> _分析対象テキスト_:
# # #
ミセルチカラの磨き方
「学習の5段階レベル」を踏まえて人材育成で考慮すべきポイント
人材育成では、学習のレベル5の「人に教えることができる」を意識して全体を設計し、学習レベルの各段階毎に「いつ、どこで、どのような仕掛けを行うのか」を考慮して取り組む。
ヒーズ株式会社の岩井徹朗です。
「学習の5段階レベル」と呼ばれているものがあります。
- レベル1:無意識無能(知らないしできない)
- レベル2:有意識無能(知っているができない)
- レベル3:有意識有能(意識すればできる)
- レベル4:無意識有能(無意識にできる)
- レベル5:意識有能/無意識有能(人に教えることができる)
仕事でレベル1からレベル2にステップアップするには、「情報共有」が必要です。
何も知らない新入社員はレベル1の段階。仕事のやり方や会社で決められたルールに関する情報を共有しないと、できなくて当たり前です。
次にレベル2からレベル3にステップアップするには「具体的な行動」が求められます。
研修に参加してテンションが一時的に上がっても、学んだ知識やノウハウを仕事で実践しないとレベル2に留まったままです。
また、学んだことを一度だけやってみてもダメ。何回かトライ&エラーを繰り返して「これならできる」と本人が思わない限り、できるとは言えません。
人材育成との関連で言えば、具体的な行動には
・本人が取り組む行動
・本人に取り組ませるための行動
の両方が含まれます。
# # #
> _表示情報_:
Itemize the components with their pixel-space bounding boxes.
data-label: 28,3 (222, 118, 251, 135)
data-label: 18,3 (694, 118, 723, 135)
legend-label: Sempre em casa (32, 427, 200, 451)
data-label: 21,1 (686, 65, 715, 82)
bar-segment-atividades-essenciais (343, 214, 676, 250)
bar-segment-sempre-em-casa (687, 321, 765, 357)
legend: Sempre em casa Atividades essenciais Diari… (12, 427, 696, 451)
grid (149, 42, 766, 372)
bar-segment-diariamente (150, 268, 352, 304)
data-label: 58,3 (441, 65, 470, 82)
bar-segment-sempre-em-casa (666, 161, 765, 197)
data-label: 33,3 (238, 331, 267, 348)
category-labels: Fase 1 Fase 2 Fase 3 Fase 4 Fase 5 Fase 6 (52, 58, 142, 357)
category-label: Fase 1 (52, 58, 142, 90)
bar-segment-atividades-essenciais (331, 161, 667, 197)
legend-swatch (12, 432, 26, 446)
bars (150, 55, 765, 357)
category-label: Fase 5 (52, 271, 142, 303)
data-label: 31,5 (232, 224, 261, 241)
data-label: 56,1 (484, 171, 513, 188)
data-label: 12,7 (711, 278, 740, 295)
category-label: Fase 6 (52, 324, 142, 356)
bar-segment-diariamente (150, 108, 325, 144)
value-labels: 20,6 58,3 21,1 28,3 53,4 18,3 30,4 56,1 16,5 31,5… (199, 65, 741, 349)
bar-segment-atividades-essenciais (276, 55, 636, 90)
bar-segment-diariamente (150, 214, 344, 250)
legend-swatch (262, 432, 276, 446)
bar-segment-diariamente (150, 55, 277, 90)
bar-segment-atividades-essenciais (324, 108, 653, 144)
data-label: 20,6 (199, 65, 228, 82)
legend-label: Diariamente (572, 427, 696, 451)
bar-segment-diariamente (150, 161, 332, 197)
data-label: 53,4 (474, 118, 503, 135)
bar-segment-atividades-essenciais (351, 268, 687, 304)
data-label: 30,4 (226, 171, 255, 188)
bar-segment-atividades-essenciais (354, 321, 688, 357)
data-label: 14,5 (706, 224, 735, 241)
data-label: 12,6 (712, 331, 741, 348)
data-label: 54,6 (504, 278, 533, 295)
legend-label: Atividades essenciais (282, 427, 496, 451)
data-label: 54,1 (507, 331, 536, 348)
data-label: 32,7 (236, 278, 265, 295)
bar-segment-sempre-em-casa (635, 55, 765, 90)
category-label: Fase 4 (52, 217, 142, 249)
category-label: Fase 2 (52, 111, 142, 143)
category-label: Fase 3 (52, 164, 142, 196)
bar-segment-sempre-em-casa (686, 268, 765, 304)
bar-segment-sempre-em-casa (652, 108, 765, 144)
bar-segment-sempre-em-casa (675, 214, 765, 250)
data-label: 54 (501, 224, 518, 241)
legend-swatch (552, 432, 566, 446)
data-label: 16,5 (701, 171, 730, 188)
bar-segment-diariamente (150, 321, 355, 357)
# # #
> _課題一覧_:
(1) 分析対象テキストによると、仕事でレベル1からレベル2にステップアップするには何が必要か。
(2) 分析対象テキストの「ヒーズ株式会社の岩井徹朗です。」から「- レベル5:意識有能/無意識有能(人に教えることができる)」までを、両端を含めてそのまま返してください。

> _各課題の解答_:
(1) 「情報共有」が必要です。

(2)
ヒーズ株式会社の岩井徹朗です。
「学習の5段階レベル」と呼ばれているものがあります。
- レベル1:無意識無能(知らないしできない)
- レベル2:有意識無能(知っているができない)
- レベル3:有意識有能(意識すればできる)
- レベル4:無意識有能(無意識にできる)
- レベル5:意識有能/無意識有能(人に教えることができる)